Exercise input >>
============================================================

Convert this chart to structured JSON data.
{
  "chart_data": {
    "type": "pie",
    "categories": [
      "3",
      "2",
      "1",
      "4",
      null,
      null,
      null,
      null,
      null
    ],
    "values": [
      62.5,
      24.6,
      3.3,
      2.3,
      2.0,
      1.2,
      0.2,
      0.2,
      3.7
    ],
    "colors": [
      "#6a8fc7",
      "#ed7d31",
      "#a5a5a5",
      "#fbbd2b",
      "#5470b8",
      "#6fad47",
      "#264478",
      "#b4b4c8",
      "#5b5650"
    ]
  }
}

============================================================

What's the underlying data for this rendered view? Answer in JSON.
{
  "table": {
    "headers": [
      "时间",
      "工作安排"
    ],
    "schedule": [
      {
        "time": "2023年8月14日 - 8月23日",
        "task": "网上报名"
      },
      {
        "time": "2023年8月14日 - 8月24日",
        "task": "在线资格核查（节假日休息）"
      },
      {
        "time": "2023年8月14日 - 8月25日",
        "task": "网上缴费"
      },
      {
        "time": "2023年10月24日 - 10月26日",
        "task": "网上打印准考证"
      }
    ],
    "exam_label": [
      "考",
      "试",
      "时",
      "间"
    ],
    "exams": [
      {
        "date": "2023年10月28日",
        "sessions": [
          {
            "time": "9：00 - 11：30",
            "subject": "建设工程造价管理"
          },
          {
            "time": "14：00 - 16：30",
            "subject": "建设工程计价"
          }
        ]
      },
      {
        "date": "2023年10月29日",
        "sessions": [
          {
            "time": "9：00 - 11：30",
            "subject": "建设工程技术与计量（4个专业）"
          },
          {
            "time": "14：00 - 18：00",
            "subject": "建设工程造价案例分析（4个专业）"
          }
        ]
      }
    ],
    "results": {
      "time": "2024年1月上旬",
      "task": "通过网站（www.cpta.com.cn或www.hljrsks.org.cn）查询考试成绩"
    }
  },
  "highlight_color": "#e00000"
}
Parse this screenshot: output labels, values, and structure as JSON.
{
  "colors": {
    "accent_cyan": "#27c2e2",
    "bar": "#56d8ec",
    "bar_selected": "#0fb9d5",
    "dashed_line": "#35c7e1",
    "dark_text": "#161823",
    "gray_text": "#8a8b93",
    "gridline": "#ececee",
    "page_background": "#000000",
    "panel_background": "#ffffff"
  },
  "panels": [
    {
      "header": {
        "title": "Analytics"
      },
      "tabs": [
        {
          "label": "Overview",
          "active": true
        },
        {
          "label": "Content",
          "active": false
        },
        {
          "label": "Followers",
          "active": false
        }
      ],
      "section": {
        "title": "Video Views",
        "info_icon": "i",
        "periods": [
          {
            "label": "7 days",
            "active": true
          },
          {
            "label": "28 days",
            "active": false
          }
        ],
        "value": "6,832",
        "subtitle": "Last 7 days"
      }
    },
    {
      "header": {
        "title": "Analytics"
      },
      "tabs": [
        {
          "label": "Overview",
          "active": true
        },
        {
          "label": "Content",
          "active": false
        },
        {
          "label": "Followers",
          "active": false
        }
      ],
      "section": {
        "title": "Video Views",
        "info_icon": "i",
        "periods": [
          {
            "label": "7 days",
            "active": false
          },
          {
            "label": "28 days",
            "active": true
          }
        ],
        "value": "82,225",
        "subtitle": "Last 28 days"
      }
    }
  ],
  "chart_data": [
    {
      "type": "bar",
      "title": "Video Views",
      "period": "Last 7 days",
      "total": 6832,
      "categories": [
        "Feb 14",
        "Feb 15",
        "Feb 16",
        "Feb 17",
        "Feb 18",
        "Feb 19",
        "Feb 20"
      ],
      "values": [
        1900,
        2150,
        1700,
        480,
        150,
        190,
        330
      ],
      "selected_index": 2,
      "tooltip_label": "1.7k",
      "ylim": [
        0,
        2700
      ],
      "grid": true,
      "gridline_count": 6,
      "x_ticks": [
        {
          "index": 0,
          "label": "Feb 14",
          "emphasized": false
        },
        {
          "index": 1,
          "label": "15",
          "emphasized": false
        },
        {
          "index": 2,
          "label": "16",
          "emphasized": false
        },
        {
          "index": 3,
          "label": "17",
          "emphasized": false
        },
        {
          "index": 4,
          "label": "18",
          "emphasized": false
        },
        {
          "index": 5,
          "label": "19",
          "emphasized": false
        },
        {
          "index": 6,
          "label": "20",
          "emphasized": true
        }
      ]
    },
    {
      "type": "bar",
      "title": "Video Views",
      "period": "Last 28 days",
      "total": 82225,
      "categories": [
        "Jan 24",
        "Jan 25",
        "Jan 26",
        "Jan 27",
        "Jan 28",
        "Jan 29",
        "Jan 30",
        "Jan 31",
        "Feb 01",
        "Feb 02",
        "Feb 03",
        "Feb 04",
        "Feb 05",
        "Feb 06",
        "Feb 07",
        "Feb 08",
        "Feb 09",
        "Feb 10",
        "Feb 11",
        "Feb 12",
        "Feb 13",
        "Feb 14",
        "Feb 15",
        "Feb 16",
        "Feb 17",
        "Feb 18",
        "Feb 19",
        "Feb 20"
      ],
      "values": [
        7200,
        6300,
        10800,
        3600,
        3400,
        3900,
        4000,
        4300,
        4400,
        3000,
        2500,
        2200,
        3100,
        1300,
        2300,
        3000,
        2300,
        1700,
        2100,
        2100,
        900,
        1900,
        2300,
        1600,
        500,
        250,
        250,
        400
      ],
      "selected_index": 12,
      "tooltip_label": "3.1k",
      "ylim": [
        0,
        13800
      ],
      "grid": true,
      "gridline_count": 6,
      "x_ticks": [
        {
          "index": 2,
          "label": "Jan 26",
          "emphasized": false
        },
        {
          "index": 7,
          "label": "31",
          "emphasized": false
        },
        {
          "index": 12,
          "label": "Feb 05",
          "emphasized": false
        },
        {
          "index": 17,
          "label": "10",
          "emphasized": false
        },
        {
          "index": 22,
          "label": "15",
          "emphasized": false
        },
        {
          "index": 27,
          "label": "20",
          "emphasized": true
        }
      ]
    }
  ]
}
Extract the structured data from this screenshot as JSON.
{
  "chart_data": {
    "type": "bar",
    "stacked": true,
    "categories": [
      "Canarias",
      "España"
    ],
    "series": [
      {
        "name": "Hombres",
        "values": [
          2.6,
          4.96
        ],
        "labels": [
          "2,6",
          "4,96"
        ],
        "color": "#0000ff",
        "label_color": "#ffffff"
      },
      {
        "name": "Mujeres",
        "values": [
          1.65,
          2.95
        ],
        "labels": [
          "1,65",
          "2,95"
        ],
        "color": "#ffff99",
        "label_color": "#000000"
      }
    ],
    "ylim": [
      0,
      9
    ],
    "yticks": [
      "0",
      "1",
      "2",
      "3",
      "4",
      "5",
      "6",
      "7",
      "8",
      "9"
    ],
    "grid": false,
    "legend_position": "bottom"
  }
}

============================================================

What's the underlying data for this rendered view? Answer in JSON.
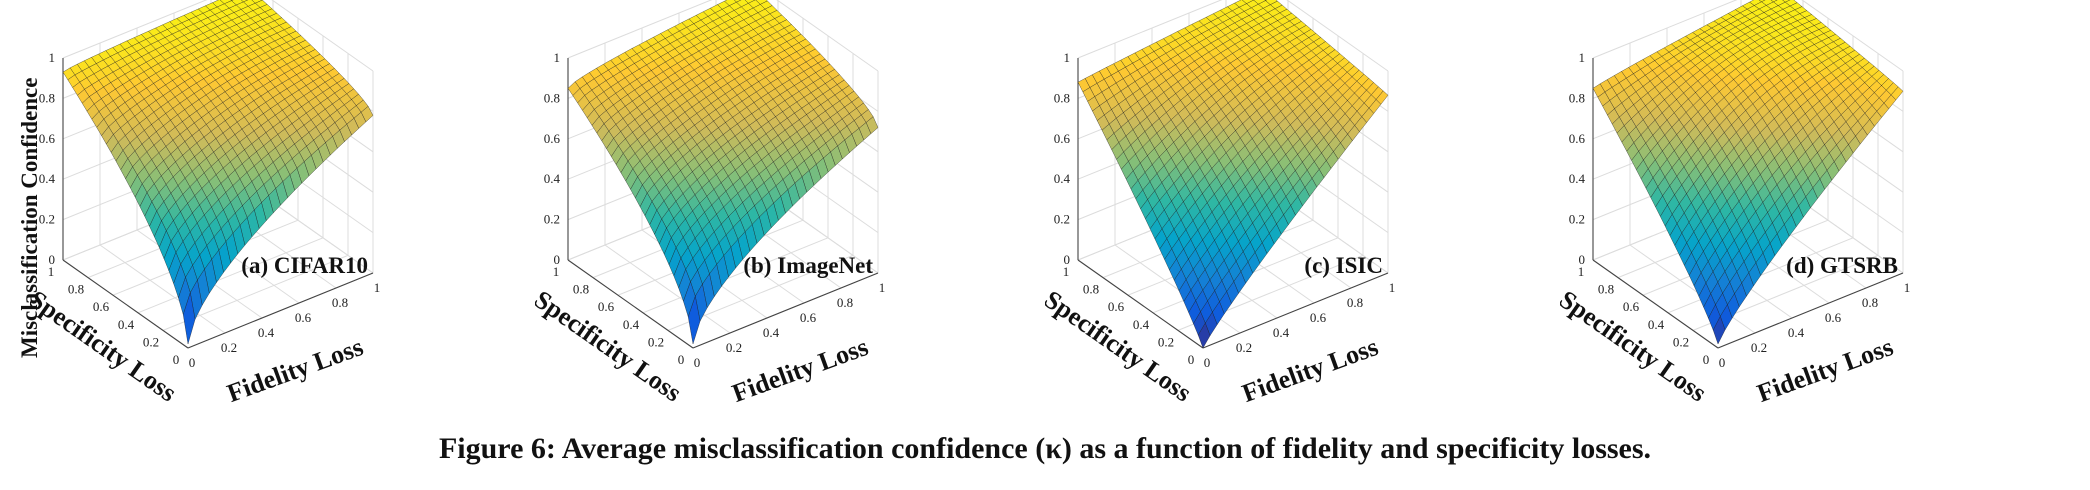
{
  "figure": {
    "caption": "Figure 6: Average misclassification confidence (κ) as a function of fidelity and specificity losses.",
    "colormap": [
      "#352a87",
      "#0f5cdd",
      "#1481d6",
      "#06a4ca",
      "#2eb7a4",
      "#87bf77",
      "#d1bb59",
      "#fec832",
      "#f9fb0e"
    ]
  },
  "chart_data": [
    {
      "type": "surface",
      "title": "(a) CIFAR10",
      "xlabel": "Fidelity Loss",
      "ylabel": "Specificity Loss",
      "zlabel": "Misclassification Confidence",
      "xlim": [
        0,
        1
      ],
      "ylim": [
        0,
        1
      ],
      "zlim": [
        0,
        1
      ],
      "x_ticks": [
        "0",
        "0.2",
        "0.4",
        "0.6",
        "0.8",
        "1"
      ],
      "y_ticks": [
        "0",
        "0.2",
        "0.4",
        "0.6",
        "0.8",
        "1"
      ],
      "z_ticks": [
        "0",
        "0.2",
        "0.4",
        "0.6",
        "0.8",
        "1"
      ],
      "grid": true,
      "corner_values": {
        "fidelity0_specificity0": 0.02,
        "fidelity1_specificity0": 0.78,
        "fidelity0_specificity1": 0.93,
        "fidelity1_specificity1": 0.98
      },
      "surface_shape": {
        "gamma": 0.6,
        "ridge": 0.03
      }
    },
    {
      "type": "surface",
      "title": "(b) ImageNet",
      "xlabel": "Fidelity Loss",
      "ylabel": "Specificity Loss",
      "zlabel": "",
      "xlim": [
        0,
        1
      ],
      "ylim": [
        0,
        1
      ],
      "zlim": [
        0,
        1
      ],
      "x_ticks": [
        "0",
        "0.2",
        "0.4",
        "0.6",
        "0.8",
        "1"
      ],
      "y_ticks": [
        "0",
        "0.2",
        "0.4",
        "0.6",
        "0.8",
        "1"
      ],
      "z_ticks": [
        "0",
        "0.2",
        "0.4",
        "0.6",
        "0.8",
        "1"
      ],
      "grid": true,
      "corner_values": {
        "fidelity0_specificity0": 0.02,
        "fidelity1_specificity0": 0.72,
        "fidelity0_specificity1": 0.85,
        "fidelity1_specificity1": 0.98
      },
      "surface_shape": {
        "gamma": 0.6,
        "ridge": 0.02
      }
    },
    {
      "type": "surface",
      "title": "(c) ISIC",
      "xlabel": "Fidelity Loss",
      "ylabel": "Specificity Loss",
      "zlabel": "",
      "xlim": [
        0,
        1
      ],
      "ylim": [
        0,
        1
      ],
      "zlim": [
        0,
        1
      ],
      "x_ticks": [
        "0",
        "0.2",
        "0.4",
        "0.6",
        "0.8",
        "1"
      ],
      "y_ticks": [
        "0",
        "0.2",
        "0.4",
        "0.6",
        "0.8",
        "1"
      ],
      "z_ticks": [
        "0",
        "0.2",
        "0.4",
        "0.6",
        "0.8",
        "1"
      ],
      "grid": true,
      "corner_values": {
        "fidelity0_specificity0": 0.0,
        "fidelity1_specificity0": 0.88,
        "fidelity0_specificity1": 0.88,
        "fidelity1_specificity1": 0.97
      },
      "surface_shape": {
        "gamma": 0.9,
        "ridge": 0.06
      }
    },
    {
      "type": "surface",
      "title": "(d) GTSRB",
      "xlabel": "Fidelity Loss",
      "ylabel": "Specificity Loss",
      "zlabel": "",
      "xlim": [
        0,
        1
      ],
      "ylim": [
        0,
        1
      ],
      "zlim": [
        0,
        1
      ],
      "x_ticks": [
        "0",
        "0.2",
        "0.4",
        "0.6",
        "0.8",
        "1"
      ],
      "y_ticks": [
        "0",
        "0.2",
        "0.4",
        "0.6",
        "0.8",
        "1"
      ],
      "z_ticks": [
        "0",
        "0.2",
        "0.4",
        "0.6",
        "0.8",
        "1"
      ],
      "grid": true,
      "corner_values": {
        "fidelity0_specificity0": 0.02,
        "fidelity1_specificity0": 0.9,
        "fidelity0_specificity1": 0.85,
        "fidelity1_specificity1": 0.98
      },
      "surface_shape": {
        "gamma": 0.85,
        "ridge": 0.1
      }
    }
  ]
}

============================================================

Set exercise >>
Collect from the data above every line that includes "days".

Task response >>
            "label": "7 days",
            "label": "28 days",
        "subtitle": "Last 7 days"
            "label": "7 days",
            "label": "28 days",
        "subtitle": "Last 28 days"
      "period": "Last 7 days",
      "period": "Last 28 days",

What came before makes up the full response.